Task statement: Read through the entries below and return each line with the word "desc".

•••

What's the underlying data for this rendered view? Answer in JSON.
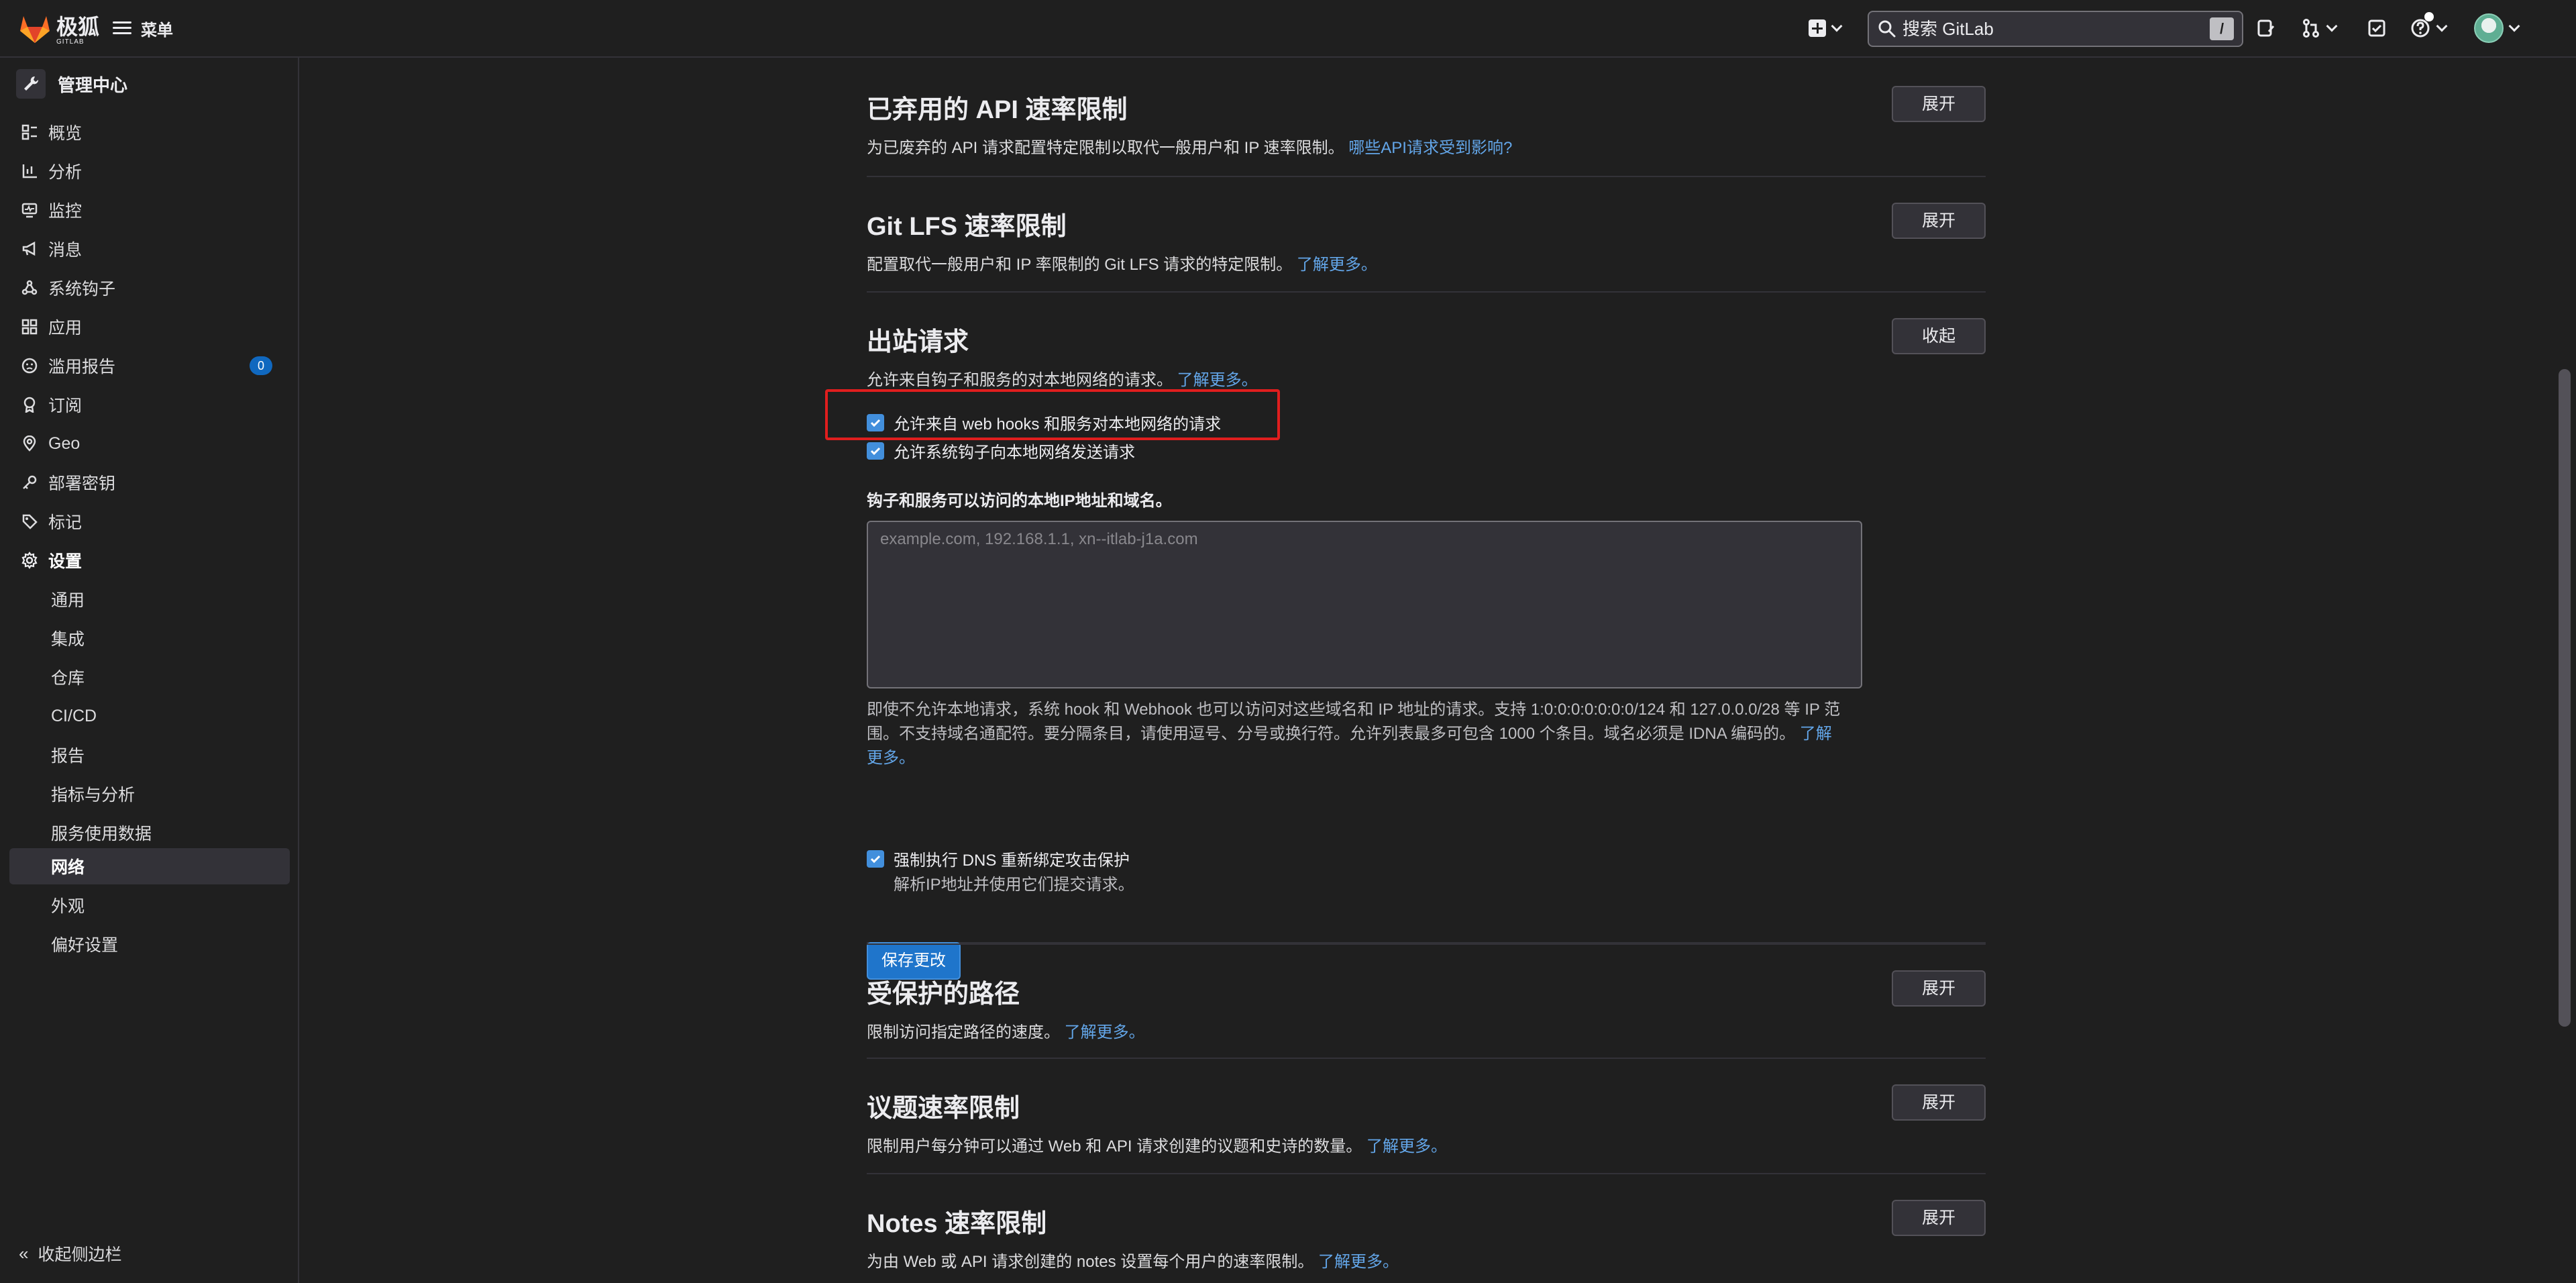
{
  "topbar": {
    "logo_cn": "极狐",
    "logo_en": "GITLAB",
    "menu_label": "菜单",
    "search_placeholder": "搜索 GitLab",
    "search_shortcut": "/"
  },
  "sidebar": {
    "title": "管理中心",
    "items": [
      {
        "label": "概览"
      },
      {
        "label": "分析"
      },
      {
        "label": "监控"
      },
      {
        "label": "消息"
      },
      {
        "label": "系统钩子"
      },
      {
        "label": "应用"
      },
      {
        "label": "滥用报告",
        "badge": "0"
      },
      {
        "label": "订阅"
      },
      {
        "label": "Geo"
      },
      {
        "label": "部署密钥"
      },
      {
        "label": "标记"
      },
      {
        "label": "设置"
      }
    ],
    "sub_items": [
      {
        "label": "通用"
      },
      {
        "label": "集成"
      },
      {
        "label": "仓库"
      },
      {
        "label": "CI/CD"
      },
      {
        "label": "报告"
      },
      {
        "label": "指标与分析"
      },
      {
        "label": "服务使用数据"
      },
      {
        "label": "网络"
      },
      {
        "label": "外观"
      },
      {
        "label": "偏好设置"
      }
    ],
    "collapse_label": "收起侧边栏"
  },
  "sections": {
    "deprecated_api": {
      "title": "已弃用的 API 速率限制",
      "desc": "为已废弃的 API 请求配置特定限制以取代一般用户和 IP 速率限制。",
      "link": "哪些API请求受到影响?",
      "button": "展开"
    },
    "git_lfs": {
      "title": "Git LFS 速率限制",
      "desc": "配置取代一般用户和 IP 率限制的 Git LFS 请求的特定限制。",
      "link": "了解更多。",
      "button": "展开"
    },
    "outbound": {
      "title": "出站请求",
      "desc": "允许来自钩子和服务的对本地网络的请求。",
      "link": "了解更多。",
      "button": "收起",
      "cb_webhooks": "允许来自 web hooks 和服务对本地网络的请求",
      "cb_system_hooks": "允许系统钩子向本地网络发送请求",
      "allowlist_label": "钩子和服务可以访问的本地IP地址和域名。",
      "allowlist_placeholder": "example.com, 192.168.1.1, xn--itlab-j1a.com",
      "help_line1": "即使不允许本地请求，系统 hook 和 Webhook 也可以访问对这些域名和 IP 地址的请求。支持 1:0:0:0:0:0:0:0/124 和 127.0.0.0/28 等 IP 范",
      "help_line2": "围。不支持域名通配符。要分隔条目，请使用逗号、分号或换行符。允许列表最多可包含 1000 个条目。域名必须是 IDNA 编码的。",
      "help_link_a": "了解",
      "help_link_b": "更多。",
      "cb_dns": "强制执行 DNS 重新绑定攻击保护",
      "cb_dns_help": "解析IP地址并使用它们提交请求。",
      "save_button": "保存更改"
    },
    "protected_paths": {
      "title": "受保护的路径",
      "desc": "限制访问指定路径的速度。",
      "link": "了解更多。",
      "button": "展开"
    },
    "issues_rate": {
      "title": "议题速率限制",
      "desc": "限制用户每分钟可以通过 Web 和 API 请求创建的议题和史诗的数量。",
      "link": "了解更多。",
      "button": "展开"
    },
    "notes_rate": {
      "title": "Notes 速率限制",
      "desc": "为由 Web 或 API 请求创建的 notes 设置每个用户的速率限制。",
      "link": "了解更多。",
      "button": "展开"
    }
  },
  "colors": {
    "accent": "#1f75cb",
    "link": "#63a6e9",
    "highlight": "#e01e1e",
    "badge": "#1068bf"
  }
}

•••

Response:
      "desc": "为已废弃的 API 请求配置特定限制以取代一般用户和 IP 速率限制。",
      "desc": "配置取代一般用户和 IP 率限制的 Git LFS 请求的特定限制。",
      "desc": "允许来自钩子和服务的对本地网络的请求。",
      "desc": "限制访问指定路径的速度。",
      "desc": "限制用户每分钟可以通过 Web 和 API 请求创建的议题和史诗的数量。",
      "desc": "为由 Web 或 API 请求创建的 notes 设置每个用户的速率限制。",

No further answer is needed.